#### КОРОТКОЕ ЗАДАНИЕ A
Какого числа и на какое отделение Николая Рубцова восстановили в Литературном институте, если верить отрывку о Николае Рубцове?
#### КОРОТКОЕ ЗАДАНИЕ B
Подхватите отрывок о Николае Рубцове и напишите, что было дальше, начиная сразу после его последней фразы.

#### ПРИВЕДЁННЫЙ ОТРЫВОК
>>>>>

Важно отметить, что отношение Дмитрия Старикова к творчеству Николая Рубцова и его друзей разделяли в редакции «Октября» далеко не все. И кто знает, как сложилась бы судьба Николая Рубцова, если бы его лучшие стихи не были бы так сравнительно быстро введены в литературу? Напомню, что в том самом 1964 году Николай Рубцов был исключен из Литературного института и должен был покинуть Москву и поселиться в своем затерянном среди лесов и болот Никольском. Конечно, невозможно представить себе, что Николай Рубцов отказался бы от поэзии. И все же – создал ли бы он все то, что мы теперь знаем?..

В самом конце 1964 года Николай Рубцов приехал в Москву хлопотать о восстановлении его в Литературном институте (15 января 1965 года он был восстановлен, но, увы, только на заочном отделении). Однако все эти неурядицы были чем-то не таким уж существенным – они походили на то, что произошло у нас со встречей Нового, 1965 года.

Было решено встречать этот год в доме моих родителей, где Николай Рубцов еще не бывал. Случилось так, что я запоздал и Николай явился раньше меня. Был он одет, как бы это сказать, по-дорожному, что ли, и на моего отца, который встречал гостей, произвел очень неблагоприятное впечатление. Отец мой вообще был человеком совершенно иного, чем мои друзья, склада…

Мы с Передреевым приехали около двенадцати и застали Николая на улице у подъезда. Меня страшно возмутило нарушение обычая, который я считаю священным: к новогоднему столу приглашается любой нежданно появившийся гость. Я вбежал в квартиру, чтобы поздравить с Новым годом мать, и вернулся на улицу.

Что было делать? У нас имелись с собой вино и какая-то снедь; но все же встреча Нового года на улице представлялась крайне неуютной. Оставалось минут десять до полуночи. Широкая Новослободская улица была совсем пуста – ни людей, ни машин.

<<<<<

Сохранённые записи данных
>>>>>

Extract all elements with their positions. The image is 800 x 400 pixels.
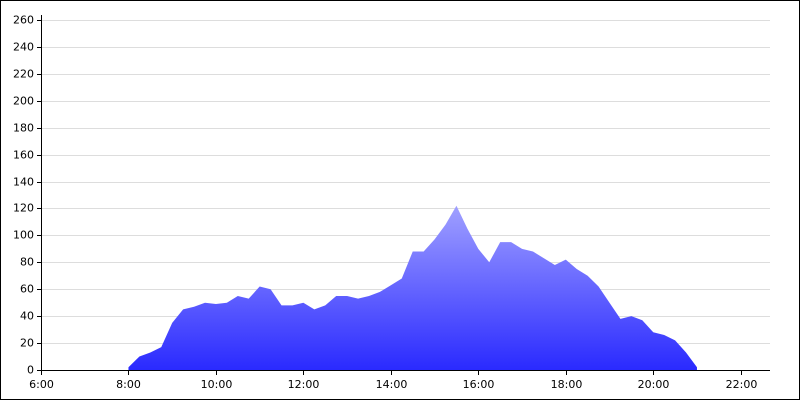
y-tick-label: 60 xyxy=(20,283,34,296)
y-tick-label: 220 xyxy=(13,68,34,81)
x-tick-label: 20:00 xyxy=(638,378,670,391)
y-tick-label: 100 xyxy=(13,229,34,242)
y-tick-label: 80 xyxy=(20,256,34,269)
x-tick-label: 14:00 xyxy=(376,378,408,391)
y-tick-label: 260 xyxy=(13,14,34,27)
x-tick-label: 8:00 xyxy=(116,378,141,391)
y-tick-label: 20 xyxy=(20,337,34,350)
x-tick-label: 12:00 xyxy=(288,378,320,391)
y-tick-label: 240 xyxy=(13,41,34,54)
y-tick-label: 40 xyxy=(20,310,34,323)
x-tick-label: 10:00 xyxy=(201,378,233,391)
x-tick-label: 6:00 xyxy=(29,378,54,391)
area xyxy=(128,205,697,370)
y-tick-label: 200 xyxy=(13,95,34,108)
y-tick-label: 180 xyxy=(13,122,34,135)
y-tick-label: 0 xyxy=(27,364,34,377)
y-tick-label: 140 xyxy=(13,176,34,189)
y-tick-label: 120 xyxy=(13,202,34,215)
y-tick-label: 160 xyxy=(13,149,34,162)
x-tick-label: 16:00 xyxy=(463,378,495,391)
x-tick-label: 18:00 xyxy=(551,378,583,391)
x-tick-label: 22:00 xyxy=(726,378,758,391)
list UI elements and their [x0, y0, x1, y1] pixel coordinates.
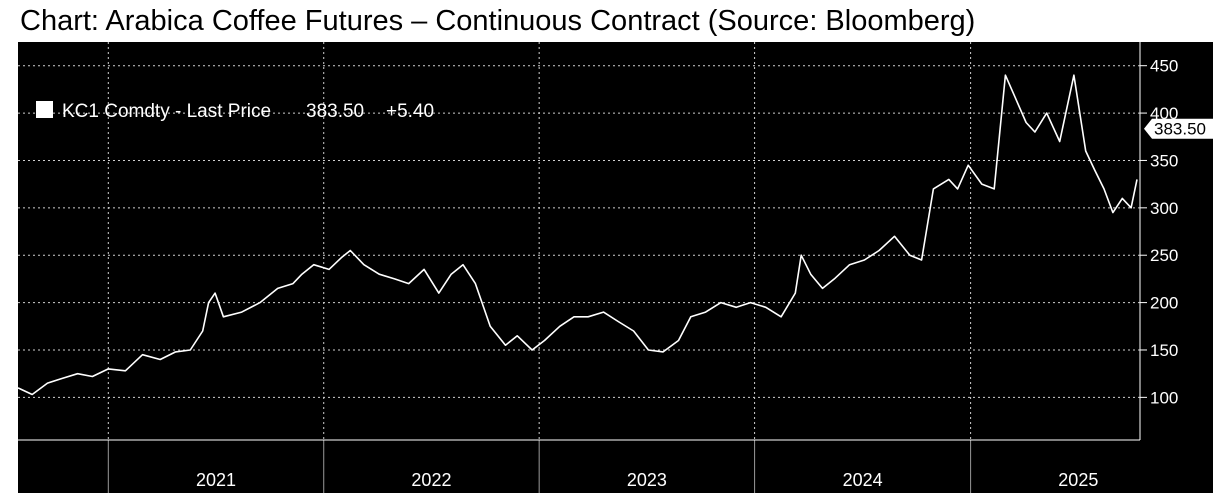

<<<<<

#### ОТВЕТ НА ЗАДАНИЕ A
15 января 1965 года, но только на заочное отделение.

#### ОТВЕТ НА ЗАДАНИЕ B
И вдруг мы увидели одинокую машину, идущую в сторону Савеловского вокзала, за которым не так уж далеко находится общежитие Литературного института. Мы бросились наперерез ей. Полный непобедимого молодого обаяния Анатолий Передреев сумел уговорить водителя, и тот на предельной скорости домчал нас до «общаги». Мы сели за стол в момент, когда радио уже включило Красную площадь. Почти не помню подробностей этой новогодней ночи – разве только всегда восторженную улыбку замечательного абхазского поэта Мушни Ласуриа, улыбку, с которой он угощал нас знаменитой мамалыгой. Но эта ночь была – тут память нисколько мне не изменяет – одной из самых радостных новогодних ночей для всех нас. Нами владело ощущение неизбежного нашего торжества, преодолевающего самые неблагоприятные и горестные обстоятельства. Под утро мы с Анатолием Передреевым даже спустились к общежитскому автомату и позвонили моему отцу, чтобы как-то «отомстить» ему этим нашим торжеством. У него уже было совсем иное настроение, он извинялся, упрашивал, чтобы все мы немедленно приехали к нему и т. д.

– Ты даже представить себе не можешь, кого ты не пустил на свой порог, – отвечал я. – Все равно, что Есенина не пустил…

И это тогда, 1 января 1965 года, уже было полной правдой.

* * *

Я убежден, что любовь к искусству (если она, конечно, истинная) – самая или даже единственно прочная (ибо она коренится в самой глубине духа) основа независимости или, выражаясь иначе, свободы критика. Собственно, даже и не свободы, которая есть сопротивление каким-либо внешним ограничениям, а воли, вольности как всецело внутренней устремленности, вообще не обращающей внимания на внешние препятствия.

В 1985 году, на рубеже «перестройки», один критик, специализирующийся в основном на «критике критиков», дал мне как критику явно не очень хорошо продуманную им оценку: «Воля, по Далю, есть «данный человеку произвол действия; свобода, простор в поступках», и Кожинов в самом деле гораздо свободнее, чем кто-либо из его коллег»{11} (именно так: гораздо… чем кто-либо).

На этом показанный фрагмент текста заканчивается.